Stated goal - Every line that contains the word "ylabel" should be copied.

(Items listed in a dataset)
---*---

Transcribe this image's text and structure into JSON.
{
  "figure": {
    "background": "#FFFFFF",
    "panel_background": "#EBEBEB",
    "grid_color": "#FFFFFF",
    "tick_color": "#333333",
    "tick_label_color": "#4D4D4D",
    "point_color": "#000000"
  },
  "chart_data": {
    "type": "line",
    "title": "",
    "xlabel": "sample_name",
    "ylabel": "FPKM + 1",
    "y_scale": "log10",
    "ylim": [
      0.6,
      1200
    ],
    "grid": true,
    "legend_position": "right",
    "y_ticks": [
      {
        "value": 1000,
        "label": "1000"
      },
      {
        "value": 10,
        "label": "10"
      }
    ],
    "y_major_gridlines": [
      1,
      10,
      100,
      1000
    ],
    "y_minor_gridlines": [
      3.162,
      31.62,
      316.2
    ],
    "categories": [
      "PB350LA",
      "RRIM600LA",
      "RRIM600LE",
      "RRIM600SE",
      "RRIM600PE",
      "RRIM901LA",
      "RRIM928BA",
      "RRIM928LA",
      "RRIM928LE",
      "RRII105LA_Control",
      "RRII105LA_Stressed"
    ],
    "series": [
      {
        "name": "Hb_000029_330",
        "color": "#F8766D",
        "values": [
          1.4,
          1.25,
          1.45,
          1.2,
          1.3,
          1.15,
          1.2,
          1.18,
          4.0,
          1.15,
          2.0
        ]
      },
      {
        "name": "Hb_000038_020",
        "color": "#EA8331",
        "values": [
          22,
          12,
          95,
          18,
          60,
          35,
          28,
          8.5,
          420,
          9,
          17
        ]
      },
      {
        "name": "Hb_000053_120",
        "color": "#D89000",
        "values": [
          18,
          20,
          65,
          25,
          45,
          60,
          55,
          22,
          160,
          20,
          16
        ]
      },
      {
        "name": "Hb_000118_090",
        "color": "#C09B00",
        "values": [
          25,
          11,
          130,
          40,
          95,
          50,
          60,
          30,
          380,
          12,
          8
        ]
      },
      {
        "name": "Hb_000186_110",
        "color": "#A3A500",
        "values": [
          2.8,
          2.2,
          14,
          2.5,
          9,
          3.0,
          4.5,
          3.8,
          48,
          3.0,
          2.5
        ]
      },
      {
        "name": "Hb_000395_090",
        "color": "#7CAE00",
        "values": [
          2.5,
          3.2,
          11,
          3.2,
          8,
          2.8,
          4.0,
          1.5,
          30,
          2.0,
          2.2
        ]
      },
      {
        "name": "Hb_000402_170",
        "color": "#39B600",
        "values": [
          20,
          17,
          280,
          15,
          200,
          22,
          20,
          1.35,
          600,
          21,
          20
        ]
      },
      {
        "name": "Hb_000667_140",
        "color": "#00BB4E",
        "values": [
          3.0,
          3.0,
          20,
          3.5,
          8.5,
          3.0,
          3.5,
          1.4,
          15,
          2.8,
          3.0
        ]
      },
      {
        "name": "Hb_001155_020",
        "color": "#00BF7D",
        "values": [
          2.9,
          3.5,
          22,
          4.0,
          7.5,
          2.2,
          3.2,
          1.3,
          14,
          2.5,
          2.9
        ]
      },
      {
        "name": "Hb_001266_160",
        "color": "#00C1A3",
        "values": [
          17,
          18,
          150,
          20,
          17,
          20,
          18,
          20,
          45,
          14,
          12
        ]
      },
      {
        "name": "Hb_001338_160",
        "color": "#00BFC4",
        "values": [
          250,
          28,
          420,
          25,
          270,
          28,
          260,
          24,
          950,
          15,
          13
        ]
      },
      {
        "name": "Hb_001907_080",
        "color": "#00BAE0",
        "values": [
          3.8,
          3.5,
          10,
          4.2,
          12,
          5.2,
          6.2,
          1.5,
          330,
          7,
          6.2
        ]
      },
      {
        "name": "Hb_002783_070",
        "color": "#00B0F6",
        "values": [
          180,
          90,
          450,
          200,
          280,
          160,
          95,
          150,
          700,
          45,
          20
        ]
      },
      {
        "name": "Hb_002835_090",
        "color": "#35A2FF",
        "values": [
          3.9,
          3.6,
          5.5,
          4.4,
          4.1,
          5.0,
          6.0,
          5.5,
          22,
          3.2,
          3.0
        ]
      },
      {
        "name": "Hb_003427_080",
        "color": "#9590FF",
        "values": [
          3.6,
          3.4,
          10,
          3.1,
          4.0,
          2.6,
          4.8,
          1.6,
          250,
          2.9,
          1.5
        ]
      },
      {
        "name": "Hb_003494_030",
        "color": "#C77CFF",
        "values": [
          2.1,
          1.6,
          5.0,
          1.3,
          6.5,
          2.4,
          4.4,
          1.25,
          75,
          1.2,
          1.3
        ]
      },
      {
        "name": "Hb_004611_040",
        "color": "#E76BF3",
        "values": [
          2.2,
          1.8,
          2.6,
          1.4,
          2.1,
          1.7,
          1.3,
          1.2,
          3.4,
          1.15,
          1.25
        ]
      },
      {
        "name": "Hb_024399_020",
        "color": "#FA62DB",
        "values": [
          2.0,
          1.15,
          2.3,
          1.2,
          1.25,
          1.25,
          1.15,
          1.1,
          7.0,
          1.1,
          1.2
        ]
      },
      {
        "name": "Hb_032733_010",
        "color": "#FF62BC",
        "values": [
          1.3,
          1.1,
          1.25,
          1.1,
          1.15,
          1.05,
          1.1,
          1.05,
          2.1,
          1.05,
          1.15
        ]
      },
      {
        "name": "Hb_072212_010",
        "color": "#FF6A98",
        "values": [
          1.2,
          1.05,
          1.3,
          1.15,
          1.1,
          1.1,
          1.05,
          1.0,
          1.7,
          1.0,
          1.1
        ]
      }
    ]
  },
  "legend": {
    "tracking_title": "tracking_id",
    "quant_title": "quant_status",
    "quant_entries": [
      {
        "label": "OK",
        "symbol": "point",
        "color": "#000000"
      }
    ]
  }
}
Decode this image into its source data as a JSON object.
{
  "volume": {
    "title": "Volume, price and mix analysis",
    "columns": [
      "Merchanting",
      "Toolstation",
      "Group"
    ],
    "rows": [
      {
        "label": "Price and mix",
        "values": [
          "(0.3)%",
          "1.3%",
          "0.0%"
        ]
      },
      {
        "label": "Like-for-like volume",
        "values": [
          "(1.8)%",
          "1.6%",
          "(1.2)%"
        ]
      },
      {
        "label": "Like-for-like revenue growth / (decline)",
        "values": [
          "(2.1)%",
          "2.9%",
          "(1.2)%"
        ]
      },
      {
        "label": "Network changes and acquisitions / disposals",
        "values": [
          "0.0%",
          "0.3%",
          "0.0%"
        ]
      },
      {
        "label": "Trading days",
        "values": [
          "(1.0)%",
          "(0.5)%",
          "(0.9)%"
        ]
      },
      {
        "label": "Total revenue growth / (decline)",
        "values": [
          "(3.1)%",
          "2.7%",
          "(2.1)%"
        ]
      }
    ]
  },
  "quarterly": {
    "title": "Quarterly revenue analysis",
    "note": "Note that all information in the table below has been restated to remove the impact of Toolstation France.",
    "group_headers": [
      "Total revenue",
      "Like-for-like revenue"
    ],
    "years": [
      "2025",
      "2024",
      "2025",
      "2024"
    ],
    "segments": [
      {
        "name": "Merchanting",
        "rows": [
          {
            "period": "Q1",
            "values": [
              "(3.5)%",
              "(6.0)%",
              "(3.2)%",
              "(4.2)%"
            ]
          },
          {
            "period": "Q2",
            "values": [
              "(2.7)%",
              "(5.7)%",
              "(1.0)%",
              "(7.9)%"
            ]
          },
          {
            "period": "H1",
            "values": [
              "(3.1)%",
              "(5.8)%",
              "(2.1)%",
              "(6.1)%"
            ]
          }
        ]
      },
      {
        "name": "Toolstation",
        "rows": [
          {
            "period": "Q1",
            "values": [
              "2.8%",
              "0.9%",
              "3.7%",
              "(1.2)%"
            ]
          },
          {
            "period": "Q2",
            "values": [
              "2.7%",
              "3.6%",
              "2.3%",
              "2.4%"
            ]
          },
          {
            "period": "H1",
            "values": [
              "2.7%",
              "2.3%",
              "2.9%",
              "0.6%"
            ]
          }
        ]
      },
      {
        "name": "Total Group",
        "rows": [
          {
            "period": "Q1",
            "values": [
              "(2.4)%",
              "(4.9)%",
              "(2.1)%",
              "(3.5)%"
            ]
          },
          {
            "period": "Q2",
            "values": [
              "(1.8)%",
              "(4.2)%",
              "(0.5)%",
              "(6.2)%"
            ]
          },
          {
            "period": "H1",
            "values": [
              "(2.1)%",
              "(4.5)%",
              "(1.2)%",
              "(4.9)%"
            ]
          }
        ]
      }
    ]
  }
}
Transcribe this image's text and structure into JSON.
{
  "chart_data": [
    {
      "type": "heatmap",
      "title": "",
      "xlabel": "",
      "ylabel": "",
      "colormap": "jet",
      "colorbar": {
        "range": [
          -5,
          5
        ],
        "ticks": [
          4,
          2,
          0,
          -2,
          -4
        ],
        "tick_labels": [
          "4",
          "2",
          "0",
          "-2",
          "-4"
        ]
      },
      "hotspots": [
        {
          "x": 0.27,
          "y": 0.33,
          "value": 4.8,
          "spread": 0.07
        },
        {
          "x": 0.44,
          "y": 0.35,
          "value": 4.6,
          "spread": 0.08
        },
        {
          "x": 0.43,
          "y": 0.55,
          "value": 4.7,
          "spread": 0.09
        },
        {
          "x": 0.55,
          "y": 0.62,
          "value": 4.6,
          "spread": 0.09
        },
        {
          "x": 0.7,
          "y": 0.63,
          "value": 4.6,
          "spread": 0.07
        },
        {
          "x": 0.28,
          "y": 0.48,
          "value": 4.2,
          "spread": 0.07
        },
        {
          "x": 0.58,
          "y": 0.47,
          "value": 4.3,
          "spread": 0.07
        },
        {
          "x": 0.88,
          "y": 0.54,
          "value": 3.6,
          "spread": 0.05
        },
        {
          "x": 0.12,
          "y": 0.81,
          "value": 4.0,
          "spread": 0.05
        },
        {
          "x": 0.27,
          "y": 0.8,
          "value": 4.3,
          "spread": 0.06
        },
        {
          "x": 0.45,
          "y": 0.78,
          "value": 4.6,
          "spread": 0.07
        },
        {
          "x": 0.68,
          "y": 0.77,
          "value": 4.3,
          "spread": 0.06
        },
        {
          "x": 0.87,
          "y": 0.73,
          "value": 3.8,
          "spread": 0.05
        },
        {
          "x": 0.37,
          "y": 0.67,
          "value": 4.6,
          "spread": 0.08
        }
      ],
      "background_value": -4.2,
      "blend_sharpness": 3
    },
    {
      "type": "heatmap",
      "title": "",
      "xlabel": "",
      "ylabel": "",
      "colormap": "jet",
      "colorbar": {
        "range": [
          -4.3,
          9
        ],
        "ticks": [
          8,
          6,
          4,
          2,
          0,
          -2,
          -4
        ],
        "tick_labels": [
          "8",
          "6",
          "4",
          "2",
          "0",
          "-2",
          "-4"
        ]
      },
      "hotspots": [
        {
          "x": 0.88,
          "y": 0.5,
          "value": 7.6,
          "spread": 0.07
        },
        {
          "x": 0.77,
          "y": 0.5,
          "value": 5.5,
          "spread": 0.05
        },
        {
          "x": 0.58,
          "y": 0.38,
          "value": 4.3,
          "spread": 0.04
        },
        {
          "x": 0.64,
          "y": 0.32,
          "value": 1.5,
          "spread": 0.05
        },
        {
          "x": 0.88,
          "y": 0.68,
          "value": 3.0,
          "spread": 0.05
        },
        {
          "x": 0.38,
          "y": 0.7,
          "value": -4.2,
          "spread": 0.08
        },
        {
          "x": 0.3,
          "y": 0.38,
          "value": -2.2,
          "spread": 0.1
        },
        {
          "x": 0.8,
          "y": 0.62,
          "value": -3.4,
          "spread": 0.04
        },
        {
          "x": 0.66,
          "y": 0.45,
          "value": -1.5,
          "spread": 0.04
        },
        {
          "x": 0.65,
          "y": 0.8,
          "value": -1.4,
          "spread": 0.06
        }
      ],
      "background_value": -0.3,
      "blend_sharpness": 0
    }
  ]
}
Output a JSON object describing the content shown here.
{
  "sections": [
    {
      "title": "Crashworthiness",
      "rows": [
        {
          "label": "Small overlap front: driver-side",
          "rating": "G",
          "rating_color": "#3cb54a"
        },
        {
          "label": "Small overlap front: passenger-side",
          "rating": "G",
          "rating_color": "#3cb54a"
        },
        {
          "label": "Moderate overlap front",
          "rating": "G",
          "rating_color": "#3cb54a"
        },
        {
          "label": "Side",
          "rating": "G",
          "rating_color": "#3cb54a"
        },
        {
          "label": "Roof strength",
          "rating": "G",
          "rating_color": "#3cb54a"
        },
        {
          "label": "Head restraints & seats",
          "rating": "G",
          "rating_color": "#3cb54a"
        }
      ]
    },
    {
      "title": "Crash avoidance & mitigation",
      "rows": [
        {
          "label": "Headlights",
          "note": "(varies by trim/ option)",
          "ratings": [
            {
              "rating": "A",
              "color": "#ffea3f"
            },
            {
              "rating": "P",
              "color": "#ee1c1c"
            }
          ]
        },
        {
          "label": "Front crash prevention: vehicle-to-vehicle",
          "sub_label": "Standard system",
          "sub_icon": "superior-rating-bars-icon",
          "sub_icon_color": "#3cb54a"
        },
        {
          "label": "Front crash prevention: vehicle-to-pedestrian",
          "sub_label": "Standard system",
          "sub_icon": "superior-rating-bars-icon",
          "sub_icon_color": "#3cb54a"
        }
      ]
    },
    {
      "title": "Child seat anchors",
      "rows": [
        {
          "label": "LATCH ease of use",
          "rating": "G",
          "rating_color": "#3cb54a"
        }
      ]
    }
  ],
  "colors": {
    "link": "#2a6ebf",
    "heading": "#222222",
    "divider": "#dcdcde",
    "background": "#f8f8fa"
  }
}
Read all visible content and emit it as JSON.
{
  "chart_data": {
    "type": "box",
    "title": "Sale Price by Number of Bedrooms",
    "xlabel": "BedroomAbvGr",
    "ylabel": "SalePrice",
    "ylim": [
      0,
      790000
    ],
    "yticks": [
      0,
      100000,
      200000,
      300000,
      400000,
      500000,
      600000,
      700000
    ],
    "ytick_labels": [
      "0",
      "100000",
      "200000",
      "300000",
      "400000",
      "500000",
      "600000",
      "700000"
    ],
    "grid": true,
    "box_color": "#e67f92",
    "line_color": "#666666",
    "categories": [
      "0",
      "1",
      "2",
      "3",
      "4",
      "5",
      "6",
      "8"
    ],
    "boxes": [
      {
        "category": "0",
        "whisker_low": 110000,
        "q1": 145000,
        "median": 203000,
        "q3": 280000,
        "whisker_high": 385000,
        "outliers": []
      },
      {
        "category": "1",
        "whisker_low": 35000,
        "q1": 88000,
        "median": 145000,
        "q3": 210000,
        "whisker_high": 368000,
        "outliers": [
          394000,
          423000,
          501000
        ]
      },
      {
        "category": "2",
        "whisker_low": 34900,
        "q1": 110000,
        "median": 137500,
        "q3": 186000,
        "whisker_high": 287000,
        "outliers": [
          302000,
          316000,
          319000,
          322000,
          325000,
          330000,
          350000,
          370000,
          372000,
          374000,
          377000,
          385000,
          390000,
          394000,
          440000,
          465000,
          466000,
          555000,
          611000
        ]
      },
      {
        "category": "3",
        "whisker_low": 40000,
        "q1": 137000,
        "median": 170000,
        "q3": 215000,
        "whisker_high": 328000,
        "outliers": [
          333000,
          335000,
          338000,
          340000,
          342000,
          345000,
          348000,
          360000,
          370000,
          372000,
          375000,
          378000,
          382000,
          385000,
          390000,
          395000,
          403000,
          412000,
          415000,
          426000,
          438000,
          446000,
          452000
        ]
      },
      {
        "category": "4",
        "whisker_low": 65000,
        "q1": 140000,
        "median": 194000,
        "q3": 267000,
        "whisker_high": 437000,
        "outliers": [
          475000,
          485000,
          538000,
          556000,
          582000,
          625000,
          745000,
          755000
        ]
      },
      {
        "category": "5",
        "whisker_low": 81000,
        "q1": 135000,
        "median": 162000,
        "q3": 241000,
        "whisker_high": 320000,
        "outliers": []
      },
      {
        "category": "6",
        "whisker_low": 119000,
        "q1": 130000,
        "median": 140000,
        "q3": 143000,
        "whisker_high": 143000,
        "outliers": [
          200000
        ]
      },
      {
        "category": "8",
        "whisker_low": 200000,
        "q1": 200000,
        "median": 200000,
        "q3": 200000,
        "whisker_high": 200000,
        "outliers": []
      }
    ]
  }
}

---*---

Task result -
    "ylabel": "FPKM + 1",
      "ylabel": "",
      "ylabel": "",
    "ylabel": "SalePrice",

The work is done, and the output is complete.